• Collected data

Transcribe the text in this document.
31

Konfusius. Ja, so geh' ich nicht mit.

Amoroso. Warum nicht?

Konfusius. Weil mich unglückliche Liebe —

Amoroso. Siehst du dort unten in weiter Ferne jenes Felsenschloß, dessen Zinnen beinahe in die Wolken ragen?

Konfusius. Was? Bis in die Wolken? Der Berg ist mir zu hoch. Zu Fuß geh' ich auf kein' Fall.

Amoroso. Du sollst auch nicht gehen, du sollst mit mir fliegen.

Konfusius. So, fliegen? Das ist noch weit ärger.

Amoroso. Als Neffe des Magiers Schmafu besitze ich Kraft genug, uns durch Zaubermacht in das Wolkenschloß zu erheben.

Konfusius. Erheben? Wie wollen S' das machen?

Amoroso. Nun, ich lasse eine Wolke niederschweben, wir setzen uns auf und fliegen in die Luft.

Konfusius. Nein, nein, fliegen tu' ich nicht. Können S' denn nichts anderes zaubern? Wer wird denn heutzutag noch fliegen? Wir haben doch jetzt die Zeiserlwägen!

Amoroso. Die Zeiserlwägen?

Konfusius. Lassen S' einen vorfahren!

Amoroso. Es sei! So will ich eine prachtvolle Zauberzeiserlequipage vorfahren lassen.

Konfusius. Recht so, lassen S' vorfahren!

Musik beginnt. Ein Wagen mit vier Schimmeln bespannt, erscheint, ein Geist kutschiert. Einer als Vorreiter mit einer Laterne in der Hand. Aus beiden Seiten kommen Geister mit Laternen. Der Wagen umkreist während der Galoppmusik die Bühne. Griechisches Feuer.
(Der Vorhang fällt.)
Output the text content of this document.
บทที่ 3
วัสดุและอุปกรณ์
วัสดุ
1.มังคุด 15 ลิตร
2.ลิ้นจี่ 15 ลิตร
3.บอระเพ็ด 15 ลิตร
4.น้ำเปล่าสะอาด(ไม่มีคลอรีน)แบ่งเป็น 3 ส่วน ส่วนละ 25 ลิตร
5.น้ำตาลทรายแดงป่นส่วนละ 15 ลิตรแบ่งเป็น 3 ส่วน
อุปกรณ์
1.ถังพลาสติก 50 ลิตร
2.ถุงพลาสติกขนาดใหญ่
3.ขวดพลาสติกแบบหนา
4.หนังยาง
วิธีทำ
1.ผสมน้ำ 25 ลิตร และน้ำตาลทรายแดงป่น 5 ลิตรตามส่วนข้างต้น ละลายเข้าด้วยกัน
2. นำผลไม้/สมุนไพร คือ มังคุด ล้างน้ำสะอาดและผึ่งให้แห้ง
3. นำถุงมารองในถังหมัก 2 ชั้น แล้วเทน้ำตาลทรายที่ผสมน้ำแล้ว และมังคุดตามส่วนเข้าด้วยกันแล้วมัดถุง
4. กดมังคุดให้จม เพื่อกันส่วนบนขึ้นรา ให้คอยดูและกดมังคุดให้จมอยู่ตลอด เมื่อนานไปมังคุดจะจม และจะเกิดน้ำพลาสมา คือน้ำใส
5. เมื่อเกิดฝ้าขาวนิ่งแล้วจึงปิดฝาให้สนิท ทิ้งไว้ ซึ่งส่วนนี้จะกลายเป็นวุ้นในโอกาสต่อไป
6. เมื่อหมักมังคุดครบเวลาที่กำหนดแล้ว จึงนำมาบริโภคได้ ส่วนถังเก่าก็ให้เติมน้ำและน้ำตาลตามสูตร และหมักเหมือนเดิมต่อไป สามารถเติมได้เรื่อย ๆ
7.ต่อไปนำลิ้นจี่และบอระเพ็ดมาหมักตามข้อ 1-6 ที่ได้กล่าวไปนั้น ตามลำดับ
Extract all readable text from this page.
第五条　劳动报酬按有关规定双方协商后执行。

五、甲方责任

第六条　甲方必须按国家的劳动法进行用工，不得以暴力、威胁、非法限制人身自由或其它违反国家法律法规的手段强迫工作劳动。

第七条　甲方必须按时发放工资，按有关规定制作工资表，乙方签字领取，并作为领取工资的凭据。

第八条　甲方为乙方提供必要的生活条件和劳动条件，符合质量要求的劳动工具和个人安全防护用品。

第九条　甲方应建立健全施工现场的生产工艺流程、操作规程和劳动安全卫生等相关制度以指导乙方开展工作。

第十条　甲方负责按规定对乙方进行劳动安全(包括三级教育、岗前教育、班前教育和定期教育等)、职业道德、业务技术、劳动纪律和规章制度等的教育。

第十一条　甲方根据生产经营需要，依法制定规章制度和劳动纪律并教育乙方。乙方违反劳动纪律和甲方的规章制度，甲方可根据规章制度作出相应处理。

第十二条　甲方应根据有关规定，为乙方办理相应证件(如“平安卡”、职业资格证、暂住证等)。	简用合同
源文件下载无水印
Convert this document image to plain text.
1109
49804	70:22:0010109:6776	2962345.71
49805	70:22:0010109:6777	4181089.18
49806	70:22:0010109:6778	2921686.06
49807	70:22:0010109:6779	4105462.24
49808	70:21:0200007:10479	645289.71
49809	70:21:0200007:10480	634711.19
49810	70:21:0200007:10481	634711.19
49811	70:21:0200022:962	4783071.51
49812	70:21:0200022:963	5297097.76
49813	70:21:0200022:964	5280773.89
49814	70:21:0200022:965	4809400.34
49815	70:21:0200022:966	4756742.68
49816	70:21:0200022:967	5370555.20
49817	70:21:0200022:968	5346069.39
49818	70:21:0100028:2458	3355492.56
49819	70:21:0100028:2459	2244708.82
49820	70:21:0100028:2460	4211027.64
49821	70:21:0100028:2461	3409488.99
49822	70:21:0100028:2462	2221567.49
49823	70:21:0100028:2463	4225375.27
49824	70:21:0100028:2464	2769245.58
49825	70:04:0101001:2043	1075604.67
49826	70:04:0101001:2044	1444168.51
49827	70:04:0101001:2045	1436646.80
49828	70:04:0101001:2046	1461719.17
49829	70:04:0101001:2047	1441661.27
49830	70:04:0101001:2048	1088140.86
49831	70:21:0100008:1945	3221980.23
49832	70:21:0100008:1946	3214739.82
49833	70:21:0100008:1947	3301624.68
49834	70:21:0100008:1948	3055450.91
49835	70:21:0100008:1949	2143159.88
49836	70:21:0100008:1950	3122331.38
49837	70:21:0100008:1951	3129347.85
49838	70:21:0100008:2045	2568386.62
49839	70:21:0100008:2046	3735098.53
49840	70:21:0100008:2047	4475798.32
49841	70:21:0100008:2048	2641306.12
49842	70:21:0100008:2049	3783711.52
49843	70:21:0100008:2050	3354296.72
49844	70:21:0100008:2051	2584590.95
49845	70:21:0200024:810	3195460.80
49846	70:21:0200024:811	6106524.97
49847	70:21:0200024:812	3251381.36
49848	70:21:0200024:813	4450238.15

• Written task
Extract the complete listing verbatim.

• Solution
Transcribe the text in this document.
31

Konfusius. Ja, so geh' ich nicht mit.

Amoroso. Warum nicht?

Konfusius. Weil mich unglückliche Liebe —

Amoroso. Siehst du dort unten in weiter Ferne jenes Felsenschloß, dessen Zinnen beinahe in die Wolken ragen?

Konfusius. Was? Bis in die Wolken? Der Berg ist mir zu hoch. Zu Fuß geh' ich auf kein' Fall.

Amoroso. Du sollst auch nicht gehen, du sollst mit mir fliegen.

Konfusius. So, fliegen? Das ist noch weit ärger.

Amoroso. Als Neffe des Magiers Schmafu besitze ich Kraft genug, uns durch Zaubermacht in das Wolkenschloß zu erheben.

Konfusius. Erheben? Wie wollen S' das machen?

Amoroso. Nun, ich lasse eine Wolke niederschweben, wir setzen uns auf und fliegen in die Luft.

Konfusius. Nein, nein, fliegen tu' ich nicht. Können S' denn nichts anderes zaubern? Wer wird denn heutzutag noch fliegen? Wir haben doch jetzt die Zeiserlwägen!

Amoroso. Die Zeiserlwägen?

Konfusius. Lassen S' einen vorfahren!

Amoroso. Es sei! So will ich eine prachtvolle Zauberzeiserlequipage vorfahren lassen.

Konfusius. Recht so, lassen S' vorfahren!

Musik beginnt. Ein Wagen mit vier Schimmeln bespannt, erscheint, ein Geist kutschiert. Einer als Vorreiter mit einer Laterne in der Hand. Aus beiden Seiten kommen Geister mit Laternen. Der Wagen umkreist während der Galoppmusik die Bühne. Griechisches Feuer.
(Der Vorhang fällt.)
Output the text content of this document.
บทที่ 3
วัสดุและอุปกรณ์
วัสดุ
1.มังคุด 15 ลิตร
2.ลิ้นจี่ 15 ลิตร
3.บอระเพ็ด 15 ลิตร
4.น้ำเปล่าสะอาด(ไม่มีคลอรีน)แบ่งเป็น 3 ส่วน ส่วนละ 25 ลิตร
5.น้ำตาลทรายแดงป่นส่วนละ 15 ลิตรแบ่งเป็น 3 ส่วน
อุปกรณ์
1.ถังพลาสติก 50 ลิตร
2.ถุงพลาสติกขนาดใหญ่
3.ขวดพลาสติกแบบหนา
4.หนังยาง
วิธีทำ
1.ผสมน้ำ 25 ลิตร และน้ำตาลทรายแดงป่น 5 ลิตรตามส่วนข้างต้น ละลายเข้าด้วยกัน
2. นำผลไม้/สมุนไพร คือ มังคุด ล้างน้ำสะอาดและผึ่งให้แห้ง
3. นำถุงมารองในถังหมัก 2 ชั้น แล้วเทน้ำตาลทรายที่ผสมน้ำแล้ว และมังคุดตามส่วนเข้าด้วยกันแล้วมัดถุง
4. กดมังคุดให้จม เพื่อกันส่วนบนขึ้นรา ให้คอยดูและกดมังคุดให้จมอยู่ตลอด เมื่อนานไปมังคุดจะจม และจะเกิดน้ำพลาสมา คือน้ำใส
5. เมื่อเกิดฝ้าขาวนิ่งแล้วจึงปิดฝาให้สนิท ทิ้งไว้ ซึ่งส่วนนี้จะกลายเป็นวุ้นในโอกาสต่อไป
6. เมื่อหมักมังคุดครบเวลาที่กำหนดแล้ว จึงนำมาบริโภคได้ ส่วนถังเก่าก็ให้เติมน้ำและน้ำตาลตามสูตร และหมักเหมือนเดิมต่อไป สามารถเติมได้เรื่อย ๆ
7.ต่อไปนำลิ้นจี่และบอระเพ็ดมาหมักตามข้อ 1-6 ที่ได้กล่าวไปนั้น ตามลำดับ
Extract all readable text from this page.
第五条　劳动报酬按有关规定双方协商后执行。

五、甲方责任

第六条　甲方必须按国家的劳动法进行用工，不得以暴力、威胁、非法限制人身自由或其它违反国家法律法规的手段强迫工作劳动。

第七条　甲方必须按时发放工资，按有关规定制作工资表，乙方签字领取，并作为领取工资的凭据。

第八条　甲方为乙方提供必要的生活条件和劳动条件，符合质量要求的劳动工具和个人安全防护用品。

第九条　甲方应建立健全施工现场的生产工艺流程、操作规程和劳动安全卫生等相关制度以指导乙方开展工作。

第十条　甲方负责按规定对乙方进行劳动安全(包括三级教育、岗前教育、班前教育和定期教育等)、职业道德、业务技术、劳动纪律和规章制度等的教育。

第十一条　甲方根据生产经营需要，依法制定规章制度和劳动纪律并教育乙方。乙方违反劳动纪律和甲方的规章制度，甲方可根据规章制度作出相应处理。

第十二条　甲方应根据有关规定，为乙方办理相应证件(如“平安卡”、职业资格证、暂住证等)。	简用合同
源文件下载无水印
Convert this document image to plain text.
1109
49804	70:22:0010109:6776	2962345.71
49805	70:22:0010109:6777	4181089.18
49806	70:22:0010109:6778	2921686.06
49807	70:22:0010109:6779	4105462.24
49808	70:21:0200007:10479	645289.71
49809	70:21:0200007:10480	634711.19
49810	70:21:0200007:10481	634711.19
49811	70:21:0200022:962	4783071.51
49812	70:21:0200022:963	5297097.76
49813	70:21:0200022:964	5280773.89
49814	70:21:0200022:965	4809400.34
49815	70:21:0200022:966	4756742.68
49816	70:21:0200022:967	5370555.20
49817	70:21:0200022:968	5346069.39
49818	70:21:0100028:2458	3355492.56
49819	70:21:0100028:2459	2244708.82
49820	70:21:0100028:2460	4211027.64
49821	70:21:0100028:2461	3409488.99
49822	70:21:0100028:2462	2221567.49
49823	70:21:0100028:2463	4225375.27
49824	70:21:0100028:2464	2769245.58
49825	70:04:0101001:2043	1075604.67
49826	70:04:0101001:2044	1444168.51
49827	70:04:0101001:2045	1436646.80
49828	70:04:0101001:2046	1461719.17
49829	70:04:0101001:2047	1441661.27
49830	70:04:0101001:2048	1088140.86
49831	70:21:0100008:1945	3221980.23
49832	70:21:0100008:1946	3214739.82
49833	70:21:0100008:1947	3301624.68
49834	70:21:0100008:1948	3055450.91
49835	70:21:0100008:1949	2143159.88
49836	70:21:0100008:1950	3122331.38
49837	70:21:0100008:1951	3129347.85
49838	70:21:0100008:2045	2568386.62
49839	70:21:0100008:2046	3735098.53
49840	70:21:0100008:2047	4475798.32
49841	70:21:0100008:2048	2641306.12
49842	70:21:0100008:2049	3783711.52
49843	70:21:0100008:2050	3354296.72
49844	70:21:0100008:2051	2584590.95
49845	70:21:0200024:810	3195460.80
49846	70:21:0200024:811	6106524.97
49847	70:21:0200024:812	3251381.36
49848	70:21:0200024:813	4450238.15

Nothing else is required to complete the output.